**WHAT THE TASK ASKS**
Copy out the material below, substituting "lag-point" for every "acf-point" and leaving all other text untouched.
────────
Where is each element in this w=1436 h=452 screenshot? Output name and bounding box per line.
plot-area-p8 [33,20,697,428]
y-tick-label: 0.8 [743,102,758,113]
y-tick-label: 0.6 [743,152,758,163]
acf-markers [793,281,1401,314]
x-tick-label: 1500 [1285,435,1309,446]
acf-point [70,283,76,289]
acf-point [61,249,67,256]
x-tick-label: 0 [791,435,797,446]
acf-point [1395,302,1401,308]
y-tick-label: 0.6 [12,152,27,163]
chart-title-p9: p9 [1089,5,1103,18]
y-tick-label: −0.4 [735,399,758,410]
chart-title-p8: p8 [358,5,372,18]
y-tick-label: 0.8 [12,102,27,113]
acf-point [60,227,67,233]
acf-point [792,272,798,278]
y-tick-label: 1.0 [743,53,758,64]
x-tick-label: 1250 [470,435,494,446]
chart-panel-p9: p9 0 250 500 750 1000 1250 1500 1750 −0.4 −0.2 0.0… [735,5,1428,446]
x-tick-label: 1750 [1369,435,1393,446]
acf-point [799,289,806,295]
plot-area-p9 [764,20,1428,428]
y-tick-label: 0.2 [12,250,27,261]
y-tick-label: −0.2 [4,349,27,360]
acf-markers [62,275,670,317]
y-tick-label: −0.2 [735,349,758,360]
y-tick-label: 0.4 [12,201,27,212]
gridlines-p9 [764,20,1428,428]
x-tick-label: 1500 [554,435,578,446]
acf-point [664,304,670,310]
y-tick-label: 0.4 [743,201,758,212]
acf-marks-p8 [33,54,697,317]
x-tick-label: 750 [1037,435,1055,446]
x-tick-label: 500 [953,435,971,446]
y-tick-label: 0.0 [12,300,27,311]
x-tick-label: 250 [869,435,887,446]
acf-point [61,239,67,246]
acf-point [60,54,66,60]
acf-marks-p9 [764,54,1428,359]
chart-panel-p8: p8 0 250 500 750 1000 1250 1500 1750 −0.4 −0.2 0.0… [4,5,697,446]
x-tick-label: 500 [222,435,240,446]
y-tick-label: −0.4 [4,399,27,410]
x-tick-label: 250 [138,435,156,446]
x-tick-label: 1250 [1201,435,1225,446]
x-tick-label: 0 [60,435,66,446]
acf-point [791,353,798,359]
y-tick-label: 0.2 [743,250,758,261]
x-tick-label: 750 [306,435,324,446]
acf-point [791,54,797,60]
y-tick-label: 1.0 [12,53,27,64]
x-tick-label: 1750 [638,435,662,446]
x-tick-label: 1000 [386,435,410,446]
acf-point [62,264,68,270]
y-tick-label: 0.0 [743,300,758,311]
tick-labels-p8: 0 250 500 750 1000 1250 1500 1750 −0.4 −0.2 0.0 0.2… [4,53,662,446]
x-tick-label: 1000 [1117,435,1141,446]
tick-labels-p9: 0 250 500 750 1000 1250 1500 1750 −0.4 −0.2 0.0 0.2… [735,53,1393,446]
────────
**TASK ANSWER**
Where is each element in this w=1436 h=452 screenshot? Output name and bounding box per line.
plot-area-p8 [33,20,697,428]
y-tick-label: 0.8 [743,102,758,113]
y-tick-label: 0.6 [743,152,758,163]
acf-markers [793,281,1401,314]
x-tick-label: 1500 [1285,435,1309,446]
lag-point [70,283,76,289]
lag-point [61,249,67,256]
x-tick-label: 0 [791,435,797,446]
lag-point [1395,302,1401,308]
y-tick-label: 0.6 [12,152,27,163]
chart-title-p9: p9 [1089,5,1103,18]
y-tick-label: −0.4 [735,399,758,410]
chart-title-p8: p8 [358,5,372,18]
y-tick-label: 0.8 [12,102,27,113]
lag-point [60,227,67,233]
lag-point [792,272,798,278]
y-tick-label: 1.0 [743,53,758,64]
x-tick-label: 1250 [470,435,494,446]
chart-panel-p9: p9 0 250 500 750 1000 1250 1500 1750 −0.4 −0.2 0.0… [735,5,1428,446]
x-tick-label: 1750 [1369,435,1393,446]
lag-point [799,289,806,295]
plot-area-p9 [764,20,1428,428]
y-tick-label: 0.2 [12,250,27,261]
y-tick-label: −0.2 [4,349,27,360]
acf-markers [62,275,670,317]
y-tick-label: −0.2 [735,349,758,360]
y-tick-label: 0.4 [12,201,27,212]
gridlines-p9 [764,20,1428,428]
x-tick-label: 1500 [554,435,578,446]
lag-point [664,304,670,310]
y-tick-label: 0.4 [743,201,758,212]
acf-marks-p8 [33,54,697,317]
x-tick-label: 750 [1037,435,1055,446]
x-tick-label: 500 [953,435,971,446]
y-tick-label: 0.0 [12,300,27,311]
x-tick-label: 250 [869,435,887,446]
lag-point [61,239,67,246]
lag-point [60,54,66,60]
acf-marks-p9 [764,54,1428,359]
chart-panel-p8: p8 0 250 500 750 1000 1250 1500 1750 −0.4 −0.2 0.0… [4,5,697,446]
x-tick-label: 500 [222,435,240,446]
y-tick-label: −0.4 [4,399,27,410]
x-tick-label: 250 [138,435,156,446]
x-tick-label: 1250 [1201,435,1225,446]
x-tick-label: 0 [60,435,66,446]
lag-point [791,353,798,359]
y-tick-label: 0.2 [743,250,758,261]
x-tick-label: 750 [306,435,324,446]
lag-point [791,54,797,60]
y-tick-label: 1.0 [12,53,27,64]
x-tick-label: 1750 [638,435,662,446]
x-tick-label: 1000 [386,435,410,446]
lag-point [62,264,68,270]
y-tick-label: 0.0 [743,300,758,311]
tick-labels-p8: 0 250 500 750 1000 1250 1500 1750 −0.4 −0.2 0.0 0.2… [4,53,662,446]
x-tick-label: 1000 [1117,435,1141,446]
tick-labels-p9: 0 250 500 750 1000 1250 1500 1750 −0.4 −0.2 0.0 0.2… [735,53,1393,446]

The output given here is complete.